## [MATERIAL]
>> start
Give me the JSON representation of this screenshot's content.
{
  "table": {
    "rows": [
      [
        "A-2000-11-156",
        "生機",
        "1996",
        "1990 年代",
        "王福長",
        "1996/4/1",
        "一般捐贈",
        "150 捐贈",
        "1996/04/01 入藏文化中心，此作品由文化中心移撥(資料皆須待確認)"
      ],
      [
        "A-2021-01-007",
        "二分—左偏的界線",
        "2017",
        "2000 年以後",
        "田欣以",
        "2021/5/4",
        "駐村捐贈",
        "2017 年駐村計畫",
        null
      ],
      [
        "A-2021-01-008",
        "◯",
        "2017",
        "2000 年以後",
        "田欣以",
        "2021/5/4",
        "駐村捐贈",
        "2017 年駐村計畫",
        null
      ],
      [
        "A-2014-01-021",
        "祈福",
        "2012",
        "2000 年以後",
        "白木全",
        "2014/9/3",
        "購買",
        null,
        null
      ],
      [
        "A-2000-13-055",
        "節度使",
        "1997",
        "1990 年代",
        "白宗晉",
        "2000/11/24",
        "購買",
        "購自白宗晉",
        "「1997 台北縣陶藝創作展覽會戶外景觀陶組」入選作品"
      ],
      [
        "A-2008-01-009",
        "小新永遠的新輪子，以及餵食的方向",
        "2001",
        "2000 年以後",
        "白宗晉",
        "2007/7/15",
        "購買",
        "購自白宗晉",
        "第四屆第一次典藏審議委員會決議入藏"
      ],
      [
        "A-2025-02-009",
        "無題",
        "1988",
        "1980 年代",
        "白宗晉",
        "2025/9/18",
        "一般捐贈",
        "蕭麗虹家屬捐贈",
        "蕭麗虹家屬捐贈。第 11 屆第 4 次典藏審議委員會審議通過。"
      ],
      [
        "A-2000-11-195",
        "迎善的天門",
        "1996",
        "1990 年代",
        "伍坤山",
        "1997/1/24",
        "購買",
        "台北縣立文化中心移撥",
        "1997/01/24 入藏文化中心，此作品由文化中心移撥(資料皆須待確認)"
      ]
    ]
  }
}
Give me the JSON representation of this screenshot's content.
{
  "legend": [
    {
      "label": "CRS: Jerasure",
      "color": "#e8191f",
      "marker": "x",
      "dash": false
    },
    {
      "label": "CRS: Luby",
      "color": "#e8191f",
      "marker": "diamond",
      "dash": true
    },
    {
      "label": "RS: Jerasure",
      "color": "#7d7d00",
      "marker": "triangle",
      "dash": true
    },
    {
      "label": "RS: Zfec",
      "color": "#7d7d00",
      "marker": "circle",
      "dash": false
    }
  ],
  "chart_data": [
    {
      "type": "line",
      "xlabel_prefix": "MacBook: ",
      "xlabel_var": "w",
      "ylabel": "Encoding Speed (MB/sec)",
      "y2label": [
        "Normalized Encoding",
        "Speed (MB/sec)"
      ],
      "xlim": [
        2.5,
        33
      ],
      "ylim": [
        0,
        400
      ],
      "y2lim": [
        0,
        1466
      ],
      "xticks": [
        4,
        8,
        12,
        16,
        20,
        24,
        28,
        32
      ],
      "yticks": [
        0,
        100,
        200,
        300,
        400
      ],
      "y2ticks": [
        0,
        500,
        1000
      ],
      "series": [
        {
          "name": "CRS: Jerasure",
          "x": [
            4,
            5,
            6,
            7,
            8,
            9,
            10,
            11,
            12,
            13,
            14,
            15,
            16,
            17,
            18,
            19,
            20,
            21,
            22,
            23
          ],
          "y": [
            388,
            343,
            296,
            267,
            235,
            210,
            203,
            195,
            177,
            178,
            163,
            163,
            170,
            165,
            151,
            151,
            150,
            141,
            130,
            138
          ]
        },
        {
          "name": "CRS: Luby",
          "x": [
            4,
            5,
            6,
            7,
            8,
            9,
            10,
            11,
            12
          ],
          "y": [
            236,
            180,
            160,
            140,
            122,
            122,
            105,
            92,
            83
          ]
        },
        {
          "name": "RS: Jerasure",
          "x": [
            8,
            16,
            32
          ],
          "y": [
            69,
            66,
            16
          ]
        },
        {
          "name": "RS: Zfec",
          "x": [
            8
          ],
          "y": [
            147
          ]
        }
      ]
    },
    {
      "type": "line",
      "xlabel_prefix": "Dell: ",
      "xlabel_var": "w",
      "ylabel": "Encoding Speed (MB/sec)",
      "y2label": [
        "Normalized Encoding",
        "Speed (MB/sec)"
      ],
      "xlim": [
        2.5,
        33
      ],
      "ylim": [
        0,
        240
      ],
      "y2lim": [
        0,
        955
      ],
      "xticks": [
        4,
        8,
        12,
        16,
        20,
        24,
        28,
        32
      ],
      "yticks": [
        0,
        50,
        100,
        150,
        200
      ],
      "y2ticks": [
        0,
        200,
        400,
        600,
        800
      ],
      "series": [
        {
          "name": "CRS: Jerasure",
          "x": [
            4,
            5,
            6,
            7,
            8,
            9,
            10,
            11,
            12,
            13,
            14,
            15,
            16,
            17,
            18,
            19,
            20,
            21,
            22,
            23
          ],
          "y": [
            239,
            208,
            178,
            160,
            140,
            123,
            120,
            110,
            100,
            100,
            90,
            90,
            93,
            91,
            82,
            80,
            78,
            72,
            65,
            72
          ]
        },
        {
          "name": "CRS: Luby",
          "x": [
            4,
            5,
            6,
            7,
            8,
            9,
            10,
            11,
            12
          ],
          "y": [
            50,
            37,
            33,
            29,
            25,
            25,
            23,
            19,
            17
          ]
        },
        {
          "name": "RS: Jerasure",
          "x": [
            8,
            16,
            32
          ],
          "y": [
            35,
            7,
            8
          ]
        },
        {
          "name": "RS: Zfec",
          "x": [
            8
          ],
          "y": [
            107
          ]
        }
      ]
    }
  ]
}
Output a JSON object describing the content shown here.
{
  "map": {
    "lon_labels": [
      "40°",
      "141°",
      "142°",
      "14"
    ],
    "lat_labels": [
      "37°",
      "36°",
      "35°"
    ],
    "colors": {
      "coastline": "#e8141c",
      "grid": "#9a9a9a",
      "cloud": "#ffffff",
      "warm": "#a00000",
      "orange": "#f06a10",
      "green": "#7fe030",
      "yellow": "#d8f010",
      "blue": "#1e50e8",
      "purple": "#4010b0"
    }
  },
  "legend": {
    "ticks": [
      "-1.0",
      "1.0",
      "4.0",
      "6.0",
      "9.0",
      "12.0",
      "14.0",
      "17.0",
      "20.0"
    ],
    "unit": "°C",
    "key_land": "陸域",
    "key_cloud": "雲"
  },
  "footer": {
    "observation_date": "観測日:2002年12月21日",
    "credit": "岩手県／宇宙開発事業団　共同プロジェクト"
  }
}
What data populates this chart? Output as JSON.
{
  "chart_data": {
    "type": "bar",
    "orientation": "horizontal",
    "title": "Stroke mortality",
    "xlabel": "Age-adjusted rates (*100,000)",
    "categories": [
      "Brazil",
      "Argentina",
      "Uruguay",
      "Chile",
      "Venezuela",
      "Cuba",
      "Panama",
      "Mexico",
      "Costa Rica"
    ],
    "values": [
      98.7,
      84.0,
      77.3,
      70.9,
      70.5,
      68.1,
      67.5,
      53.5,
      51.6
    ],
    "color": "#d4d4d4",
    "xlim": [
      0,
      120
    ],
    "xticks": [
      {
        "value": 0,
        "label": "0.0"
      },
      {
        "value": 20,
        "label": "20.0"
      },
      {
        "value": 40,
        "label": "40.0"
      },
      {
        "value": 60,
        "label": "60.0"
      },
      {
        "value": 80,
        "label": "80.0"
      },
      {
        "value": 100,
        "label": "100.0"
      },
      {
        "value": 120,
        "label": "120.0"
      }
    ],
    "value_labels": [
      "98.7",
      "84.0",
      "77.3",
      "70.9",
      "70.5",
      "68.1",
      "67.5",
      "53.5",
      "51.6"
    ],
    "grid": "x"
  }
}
>> end
## [STATED EXERCISE]
Search the entries for the word "蕭麗虹家屬捐贈" and copy every line that has it.

## [SOLUTION]
        "蕭麗虹家屬捐贈",
        "蕭麗虹家屬捐贈。第 11 屆第 4 次典藏審議委員會審議通過。"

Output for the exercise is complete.